EXERCISE TASK: Review the lines that follow and copy each one that contains the word "this".

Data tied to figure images
= = = = =

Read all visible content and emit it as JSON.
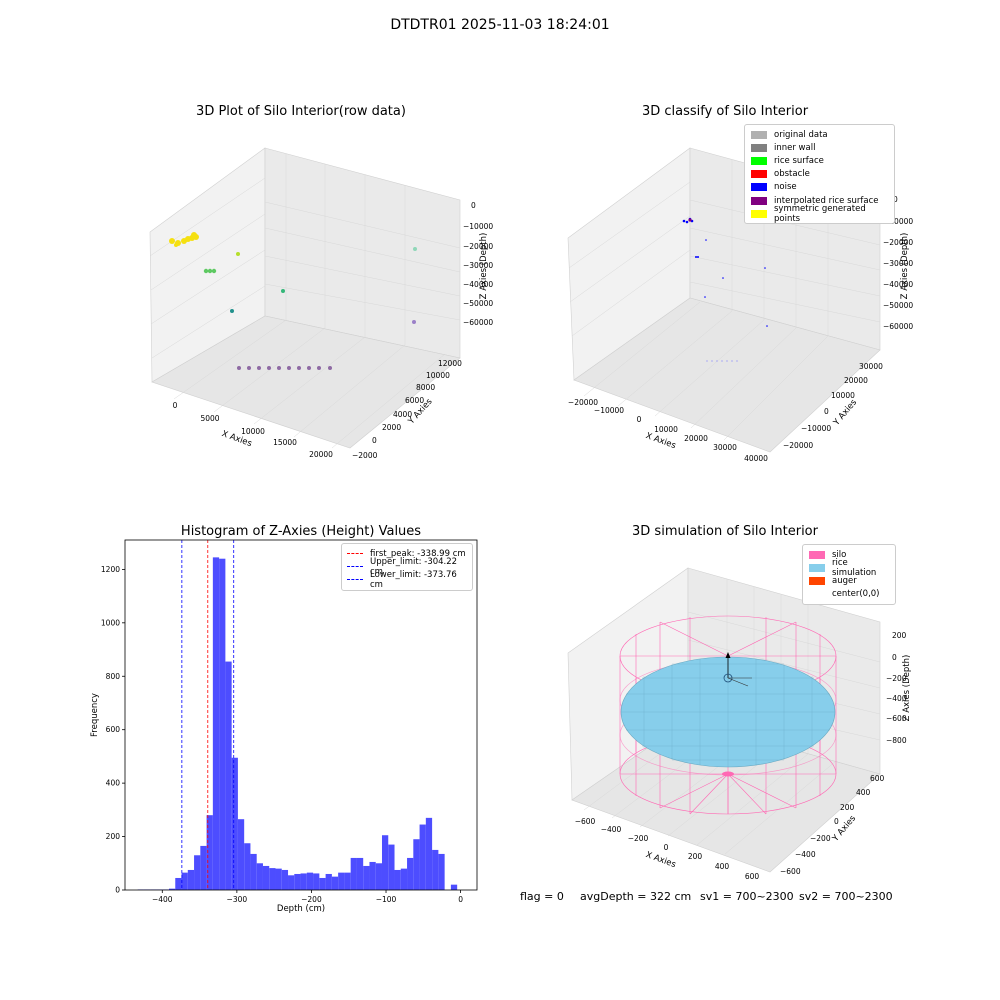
{
  "suptitle": "DTDTR01 2025-11-03 18:24:01",
  "panel_titles": {
    "raw": "3D Plot of Silo Interior(row data)",
    "classify": "3D classify of Silo Interior",
    "histogram": "Histogram of Z-Axies (Height) Values",
    "simulation": "3D simulation of Silo Interior"
  },
  "footer": {
    "flag": "flag = 0",
    "avg": "avgDepth = 322 cm",
    "sv1": "sv1 = 700~2300",
    "sv2": "sv2 = 700~2300"
  },
  "colors": {
    "hist_bar": "#4d4dff",
    "first_peak": "#ff0000",
    "limits": "#0000ff",
    "silo": "#ff69b4",
    "rice": "#87ceeb",
    "auger": "#ff4500",
    "pane": "#f2f2f2"
  },
  "classify_legend": [
    {
      "label": "original data",
      "color": "#b0b0b0"
    },
    {
      "label": "inner wall",
      "color": "#808080"
    },
    {
      "label": "rice surface",
      "color": "#00ff00"
    },
    {
      "label": "obstacle",
      "color": "#ff0000"
    },
    {
      "label": "noise",
      "color": "#0000ff"
    },
    {
      "label": "interpolated rice surface",
      "color": "#800080"
    },
    {
      "label": "symmetric generated points",
      "color": "#ffff00"
    }
  ],
  "simulation_legend": [
    {
      "label": "silo",
      "color": "#ff69b4"
    },
    {
      "label": "rice simulation",
      "color": "#87ceeb"
    },
    {
      "label": "auger",
      "color": "#ff4500"
    },
    {
      "label": "center(0,0)",
      "color": ""
    }
  ],
  "chart_data": [
    {
      "type": "scatter",
      "title": "3D Plot of Silo Interior(row data)",
      "xlabel": "X Axies",
      "ylabel": "Y Axies",
      "zlabel": "Z Axies (Depth)",
      "x_ticks": [
        "0",
        "5000",
        "10000",
        "15000",
        "20000"
      ],
      "y_ticks": [
        "−2000",
        "0",
        "2000",
        "4000",
        "6000",
        "8000",
        "10000",
        "12000"
      ],
      "z_ticks": [
        "0",
        "−10000",
        "−20000",
        "−30000",
        "−40000",
        "−50000",
        "−60000"
      ]
    },
    {
      "type": "scatter",
      "title": "3D classify of Silo Interior",
      "xlabel": "X Axies",
      "ylabel": "Y Axies",
      "zlabel": "Z Axies (Depth)",
      "x_ticks": [
        "−20000",
        "−10000",
        "0",
        "10000",
        "20000",
        "30000",
        "40000"
      ],
      "y_ticks": [
        "−20000",
        "−10000",
        "0",
        "10000",
        "20000",
        "30000"
      ],
      "z_ticks": [
        "0",
        "−10000",
        "−20000",
        "−30000",
        "−40000",
        "−50000",
        "−60000"
      ]
    },
    {
      "type": "bar",
      "title": "Histogram of Z-Axies (Height) Values",
      "xlabel": "Depth (cm)",
      "ylabel": "Frequency",
      "xlim": [
        -450,
        22
      ],
      "ylim": [
        0,
        1310
      ],
      "x_ticks": [
        -400,
        -300,
        -200,
        -100,
        0
      ],
      "y_ticks": [
        0,
        200,
        400,
        600,
        800,
        1000,
        1200
      ],
      "bin_width": 8.4,
      "bin_start": -433.0,
      "values": [
        2,
        2,
        2,
        2,
        2,
        5,
        45,
        65,
        75,
        130,
        165,
        280,
        1245,
        1240,
        855,
        495,
        265,
        175,
        135,
        100,
        90,
        82,
        80,
        75,
        55,
        60,
        62,
        65,
        62,
        45,
        60,
        50,
        65,
        65,
        120,
        120,
        90,
        105,
        100,
        205,
        170,
        75,
        80,
        120,
        190,
        245,
        270,
        150,
        135,
        0,
        20
      ],
      "lines": [
        {
          "label": "first_peak: -338.99 cm",
          "x": -338.99,
          "color": "#ff0000"
        },
        {
          "label": "Upper_limit: -304.22 cm",
          "x": -304.22,
          "color": "#0000ff"
        },
        {
          "label": "Lower_limit: -373.76 cm",
          "x": -373.76,
          "color": "#0000ff"
        }
      ]
    },
    {
      "type": "scatter",
      "title": "3D simulation of Silo Interior",
      "xlabel": "X Axies",
      "ylabel": "Y Axies",
      "zlabel": "Z Axies (Depth)",
      "x_ticks": [
        "−600",
        "−400",
        "−200",
        "0",
        "200",
        "400",
        "600"
      ],
      "y_ticks": [
        "−600",
        "−400",
        "−200",
        "0",
        "200",
        "400",
        "600"
      ],
      "z_ticks": [
        "200",
        "0",
        "−200",
        "−400",
        "−600",
        "−800"
      ]
    }
  ]
}
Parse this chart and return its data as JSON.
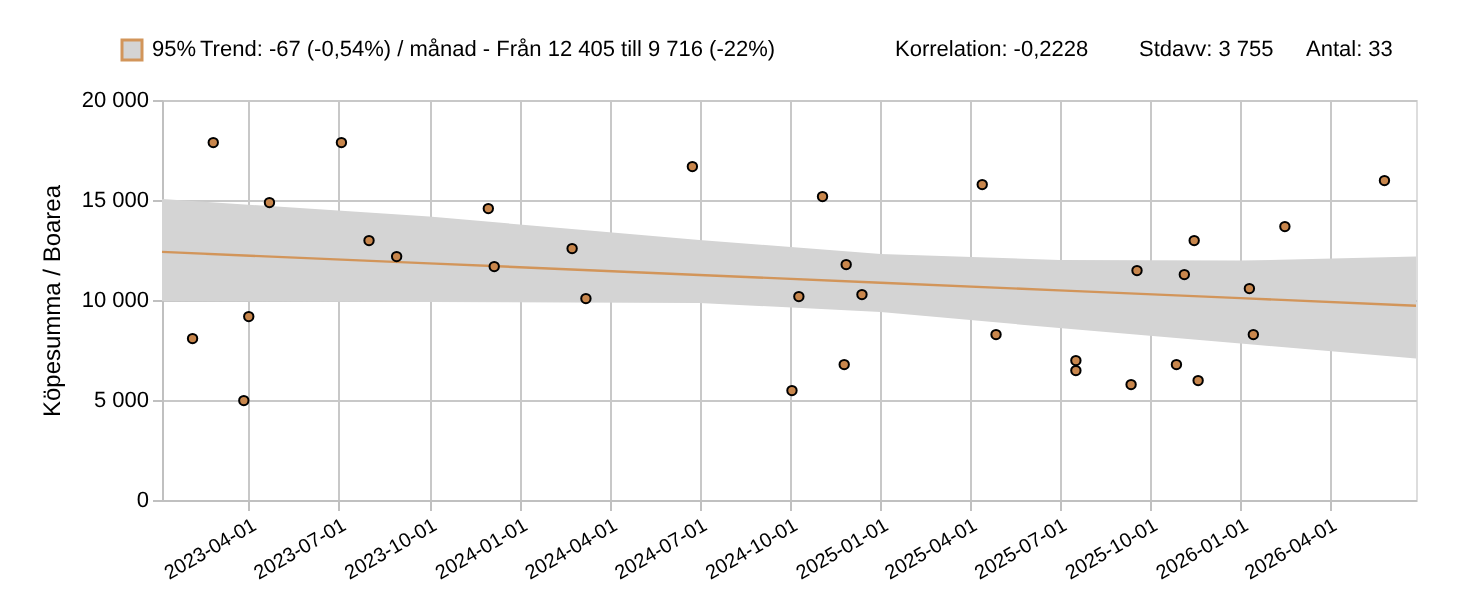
{
  "chart_data": {
    "type": "scatter",
    "ylabel": "Köpesumma / Boarea",
    "annotations": [
      "Trend: -67 (-0,54%) / månad  -  Från 12 405 till 9 716 (-22%)",
      "Korrelation: -0,2228",
      "Stdavv: 3 755",
      "Antal: 33"
    ],
    "xlim": [
      "2023-01-03",
      "2026-06-28"
    ],
    "xticks": [
      "2023-04-01",
      "2023-07-01",
      "2023-10-01",
      "2024-01-01",
      "2024-04-01",
      "2024-07-01",
      "2024-10-01",
      "2025-01-01",
      "2025-04-01",
      "2025-07-01",
      "2025-10-01",
      "2026-01-01",
      "2026-04-01"
    ],
    "ylim": [
      0,
      20000
    ],
    "yticks": [
      0,
      {
        "value": 5000,
        "label": "5 000"
      },
      {
        "value": 10000,
        "label": "10 000"
      },
      {
        "value": 15000,
        "label": "15 000"
      },
      {
        "value": 20000,
        "label": "20 000"
      }
    ],
    "grid": true,
    "legend": "top left",
    "marker": "circle",
    "series": [
      {
        "color": "#c8864c",
        "x": [
          "2023-02-03",
          "2023-02-24",
          "2023-03-27",
          "2023-04-01",
          "2023-04-22",
          "2023-07-04",
          "2023-08-01",
          "2023-08-29",
          "2023-11-30",
          "2023-12-06",
          "2024-02-23",
          "2024-03-08",
          "2024-06-24",
          "2024-10-03",
          "2024-10-10",
          "2024-11-03",
          "2024-11-25",
          "2024-11-27",
          "2024-12-13",
          "2025-04-14",
          "2025-04-28",
          "2025-07-18",
          "2025-07-18",
          "2025-09-12",
          "2025-09-18",
          "2025-10-28",
          "2025-11-05",
          "2025-11-15",
          "2025-11-19",
          "2026-01-10",
          "2026-01-14",
          "2026-02-15",
          "2026-05-27"
        ],
        "values": [
          8070,
          17870,
          4970,
          9170,
          14870,
          17870,
          12970,
          12170,
          14570,
          11670,
          12570,
          10070,
          16670,
          5470,
          10170,
          15170,
          6770,
          11770,
          10270,
          15770,
          8270,
          6970,
          6470,
          5770,
          11470,
          6770,
          11270,
          12970,
          5970,
          10570,
          8270,
          13670,
          15970
        ]
      },
      {
        "type": "line",
        "marker": "none",
        "name": "95%",
        "color": "#d2955a",
        "x": [
          "2023-01-03",
          "2023-10-01",
          "2024-07-01",
          "2025-01-01",
          "2025-07-01",
          "2026-01-01",
          "2026-06-28"
        ],
        "values": [
          12405,
          11832,
          11253,
          10864,
          10481,
          10092,
          9716
        ],
        "lower": [
          9950,
          9900,
          9850,
          9400,
          8600,
          7830,
          7070
        ],
        "upper": [
          15050,
          14170,
          13000,
          12300,
          12000,
          11970,
          12170
        ]
      }
    ]
  }
}
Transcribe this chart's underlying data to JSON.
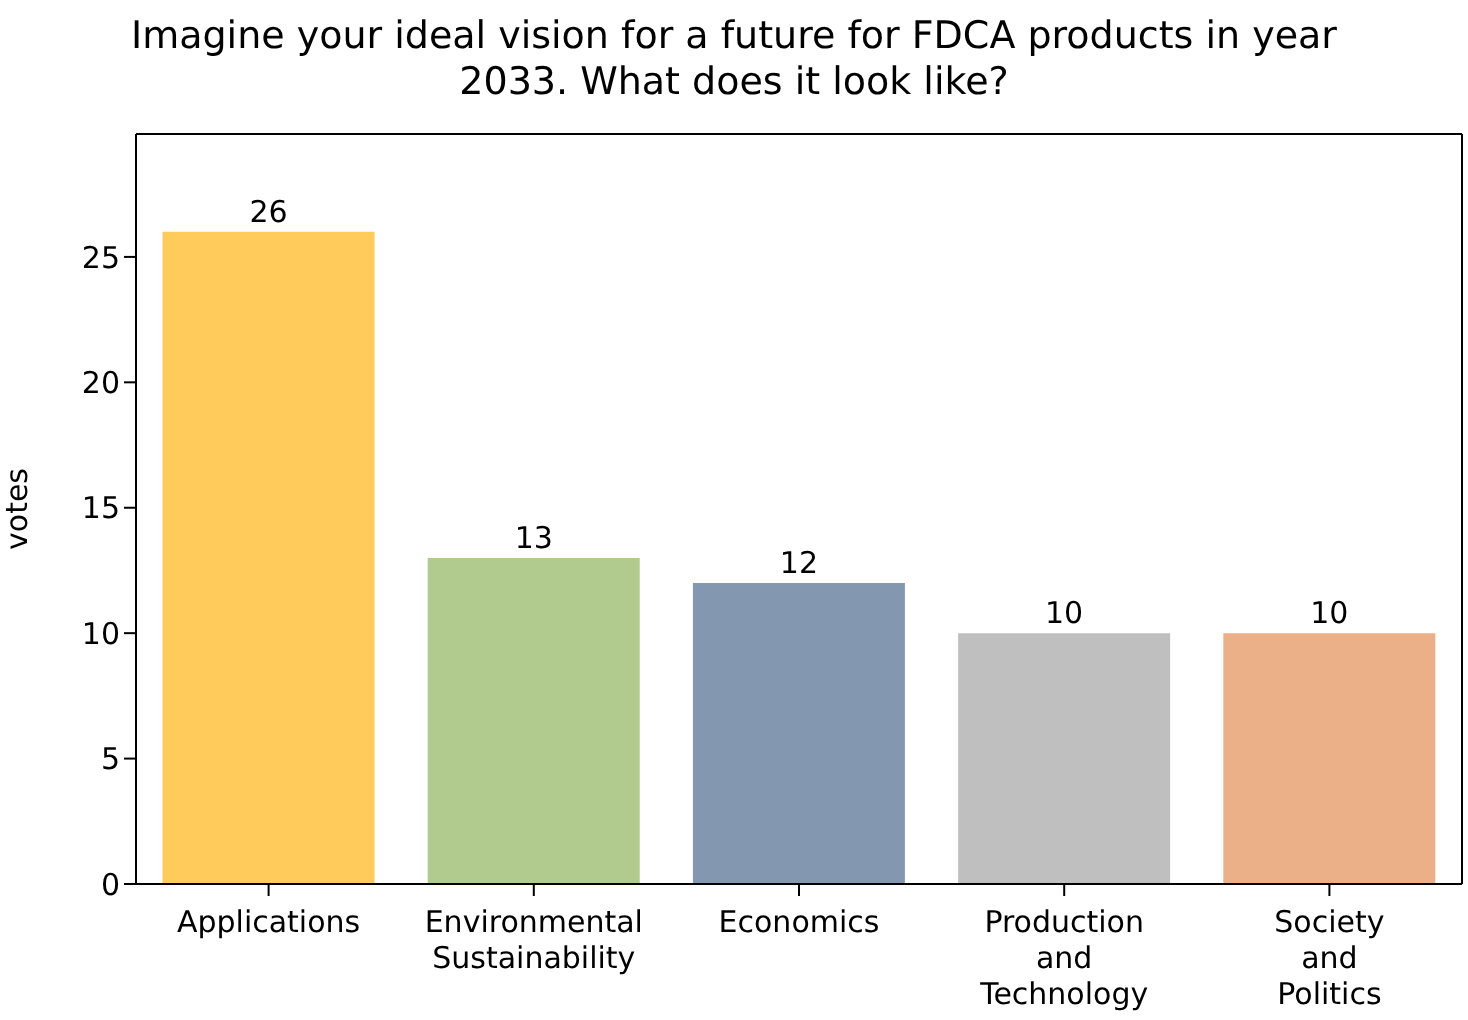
{
  "chart_data": {
    "type": "bar",
    "title": "Imagine your ideal vision for a future for FDCA products in year 2033. What does it look like?",
    "ylabel": "votes",
    "categories": [
      "Applications",
      "Environmental Sustainability",
      "Economics",
      "Production and Technology",
      "Society and Politics"
    ],
    "values": [
      26,
      13,
      12,
      10,
      10
    ],
    "colors": [
      "#ffcc5c",
      "#b1cb8e",
      "#8497b0",
      "#bfbfbf",
      "#ebb088"
    ],
    "ylim": [
      0,
      29.9
    ],
    "yticks": [
      0,
      5,
      10,
      15,
      20,
      25
    ],
    "data_labels": true,
    "grid": false,
    "legend": false
  }
}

= = = = =

FINAL RESULT:
Parse this chart and return its data as JSON.
Transcribe this chart's underlying data to JSON.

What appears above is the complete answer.